• DO THIS:
Go through the material and tally the lines containing the string "JSON". Give the total alone.

• EXTRACTED INFORMATION:
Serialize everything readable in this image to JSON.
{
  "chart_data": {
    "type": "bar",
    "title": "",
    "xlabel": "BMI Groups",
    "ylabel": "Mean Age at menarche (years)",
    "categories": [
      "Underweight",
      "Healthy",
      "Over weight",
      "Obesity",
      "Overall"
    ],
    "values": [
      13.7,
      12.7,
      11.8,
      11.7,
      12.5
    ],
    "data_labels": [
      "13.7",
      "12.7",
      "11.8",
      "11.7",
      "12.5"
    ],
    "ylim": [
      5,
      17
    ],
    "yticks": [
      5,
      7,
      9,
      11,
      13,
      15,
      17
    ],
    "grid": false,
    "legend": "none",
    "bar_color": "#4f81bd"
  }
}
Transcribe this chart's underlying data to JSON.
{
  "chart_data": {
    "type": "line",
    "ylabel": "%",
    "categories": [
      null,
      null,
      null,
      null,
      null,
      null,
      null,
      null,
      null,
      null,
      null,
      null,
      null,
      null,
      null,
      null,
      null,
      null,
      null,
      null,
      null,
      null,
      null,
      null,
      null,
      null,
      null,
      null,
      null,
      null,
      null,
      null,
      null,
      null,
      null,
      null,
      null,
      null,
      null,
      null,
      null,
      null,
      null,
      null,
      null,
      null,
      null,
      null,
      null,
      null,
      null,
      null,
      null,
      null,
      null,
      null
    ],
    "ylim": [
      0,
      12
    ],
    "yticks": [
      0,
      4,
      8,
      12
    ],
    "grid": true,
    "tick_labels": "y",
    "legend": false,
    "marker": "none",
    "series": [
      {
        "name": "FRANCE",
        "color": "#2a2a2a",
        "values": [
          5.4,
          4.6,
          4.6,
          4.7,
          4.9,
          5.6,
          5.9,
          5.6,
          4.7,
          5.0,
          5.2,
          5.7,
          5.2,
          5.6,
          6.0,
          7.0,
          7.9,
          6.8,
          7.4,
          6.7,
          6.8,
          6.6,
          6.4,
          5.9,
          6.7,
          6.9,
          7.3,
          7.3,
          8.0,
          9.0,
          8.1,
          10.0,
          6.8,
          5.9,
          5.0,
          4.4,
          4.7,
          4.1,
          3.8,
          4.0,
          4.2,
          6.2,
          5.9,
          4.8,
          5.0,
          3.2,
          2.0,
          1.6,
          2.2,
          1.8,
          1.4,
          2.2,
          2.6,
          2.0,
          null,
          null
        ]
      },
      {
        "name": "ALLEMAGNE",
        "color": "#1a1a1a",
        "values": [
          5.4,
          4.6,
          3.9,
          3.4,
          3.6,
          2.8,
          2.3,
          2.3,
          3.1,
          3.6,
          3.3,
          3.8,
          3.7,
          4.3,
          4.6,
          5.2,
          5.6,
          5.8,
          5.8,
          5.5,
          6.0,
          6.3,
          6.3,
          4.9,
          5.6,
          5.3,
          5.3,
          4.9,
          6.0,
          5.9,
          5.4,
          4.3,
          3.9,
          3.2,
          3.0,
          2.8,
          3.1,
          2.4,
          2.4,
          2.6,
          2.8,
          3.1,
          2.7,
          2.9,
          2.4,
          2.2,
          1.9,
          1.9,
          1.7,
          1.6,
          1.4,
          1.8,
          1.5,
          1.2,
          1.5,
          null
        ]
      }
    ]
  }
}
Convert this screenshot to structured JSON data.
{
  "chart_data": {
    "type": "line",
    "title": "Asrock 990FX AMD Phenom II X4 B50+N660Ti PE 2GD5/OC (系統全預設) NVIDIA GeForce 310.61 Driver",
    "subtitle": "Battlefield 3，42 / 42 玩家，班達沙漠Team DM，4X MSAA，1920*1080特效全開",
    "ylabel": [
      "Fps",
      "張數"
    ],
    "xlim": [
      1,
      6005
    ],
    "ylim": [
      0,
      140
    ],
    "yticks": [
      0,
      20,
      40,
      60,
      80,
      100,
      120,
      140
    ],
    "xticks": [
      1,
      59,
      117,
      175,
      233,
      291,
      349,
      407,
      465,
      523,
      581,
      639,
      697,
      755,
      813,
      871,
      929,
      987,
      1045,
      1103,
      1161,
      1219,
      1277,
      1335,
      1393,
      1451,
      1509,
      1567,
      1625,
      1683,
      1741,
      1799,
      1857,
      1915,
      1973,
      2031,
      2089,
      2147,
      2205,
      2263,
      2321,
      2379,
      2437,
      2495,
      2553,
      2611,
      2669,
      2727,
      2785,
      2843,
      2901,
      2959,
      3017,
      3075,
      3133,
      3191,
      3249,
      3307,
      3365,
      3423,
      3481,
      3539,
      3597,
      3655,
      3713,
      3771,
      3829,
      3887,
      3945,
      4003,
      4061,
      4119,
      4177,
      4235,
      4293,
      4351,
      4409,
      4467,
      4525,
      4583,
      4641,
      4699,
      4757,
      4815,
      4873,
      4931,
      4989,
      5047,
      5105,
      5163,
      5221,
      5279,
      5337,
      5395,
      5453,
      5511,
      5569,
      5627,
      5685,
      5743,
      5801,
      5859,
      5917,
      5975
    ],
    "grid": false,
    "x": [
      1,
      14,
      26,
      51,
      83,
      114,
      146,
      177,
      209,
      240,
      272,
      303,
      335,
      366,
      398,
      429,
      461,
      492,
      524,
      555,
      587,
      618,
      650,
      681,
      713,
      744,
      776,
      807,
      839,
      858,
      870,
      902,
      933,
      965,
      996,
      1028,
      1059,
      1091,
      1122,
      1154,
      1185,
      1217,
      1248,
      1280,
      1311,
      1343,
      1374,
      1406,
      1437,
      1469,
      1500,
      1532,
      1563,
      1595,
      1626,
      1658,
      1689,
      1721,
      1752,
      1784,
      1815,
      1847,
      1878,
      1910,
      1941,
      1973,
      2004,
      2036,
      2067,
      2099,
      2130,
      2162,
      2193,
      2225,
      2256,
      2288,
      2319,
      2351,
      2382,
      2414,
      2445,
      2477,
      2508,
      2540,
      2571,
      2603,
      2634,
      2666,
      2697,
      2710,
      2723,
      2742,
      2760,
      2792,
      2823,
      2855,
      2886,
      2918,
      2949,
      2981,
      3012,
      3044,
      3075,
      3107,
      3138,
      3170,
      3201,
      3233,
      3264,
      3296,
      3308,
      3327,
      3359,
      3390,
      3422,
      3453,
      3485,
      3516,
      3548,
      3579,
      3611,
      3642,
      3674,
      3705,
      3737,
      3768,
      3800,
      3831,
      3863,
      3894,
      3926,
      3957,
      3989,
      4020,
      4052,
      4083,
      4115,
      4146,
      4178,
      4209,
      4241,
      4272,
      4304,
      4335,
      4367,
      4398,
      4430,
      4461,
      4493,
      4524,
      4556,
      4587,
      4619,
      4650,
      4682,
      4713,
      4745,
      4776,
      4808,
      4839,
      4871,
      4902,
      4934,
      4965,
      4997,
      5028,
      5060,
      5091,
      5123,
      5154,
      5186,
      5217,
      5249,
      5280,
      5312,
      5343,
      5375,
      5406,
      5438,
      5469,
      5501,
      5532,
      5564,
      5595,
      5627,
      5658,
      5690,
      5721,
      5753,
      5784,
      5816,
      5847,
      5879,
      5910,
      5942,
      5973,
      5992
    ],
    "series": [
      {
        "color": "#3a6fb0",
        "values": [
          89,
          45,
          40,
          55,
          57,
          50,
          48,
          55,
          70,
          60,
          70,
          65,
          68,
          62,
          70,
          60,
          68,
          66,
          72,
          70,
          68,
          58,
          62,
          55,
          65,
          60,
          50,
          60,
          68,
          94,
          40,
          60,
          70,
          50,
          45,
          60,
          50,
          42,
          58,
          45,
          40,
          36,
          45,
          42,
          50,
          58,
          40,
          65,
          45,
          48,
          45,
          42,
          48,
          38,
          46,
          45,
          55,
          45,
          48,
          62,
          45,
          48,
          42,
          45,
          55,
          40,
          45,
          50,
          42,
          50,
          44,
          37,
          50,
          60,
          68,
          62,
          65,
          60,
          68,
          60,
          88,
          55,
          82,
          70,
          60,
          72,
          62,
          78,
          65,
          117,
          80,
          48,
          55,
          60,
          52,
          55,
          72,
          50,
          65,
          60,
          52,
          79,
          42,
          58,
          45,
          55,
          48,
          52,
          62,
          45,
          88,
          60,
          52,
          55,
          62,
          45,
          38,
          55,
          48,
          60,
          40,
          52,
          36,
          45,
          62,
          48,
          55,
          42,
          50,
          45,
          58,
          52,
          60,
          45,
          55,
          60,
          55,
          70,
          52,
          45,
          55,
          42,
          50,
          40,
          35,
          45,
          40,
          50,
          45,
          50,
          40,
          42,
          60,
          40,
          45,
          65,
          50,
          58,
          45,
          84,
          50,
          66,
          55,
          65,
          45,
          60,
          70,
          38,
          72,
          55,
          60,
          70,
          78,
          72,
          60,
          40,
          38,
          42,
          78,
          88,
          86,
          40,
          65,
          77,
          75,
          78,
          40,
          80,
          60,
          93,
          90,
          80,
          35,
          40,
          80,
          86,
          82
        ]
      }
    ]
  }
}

• RIGHT ANSWER:
3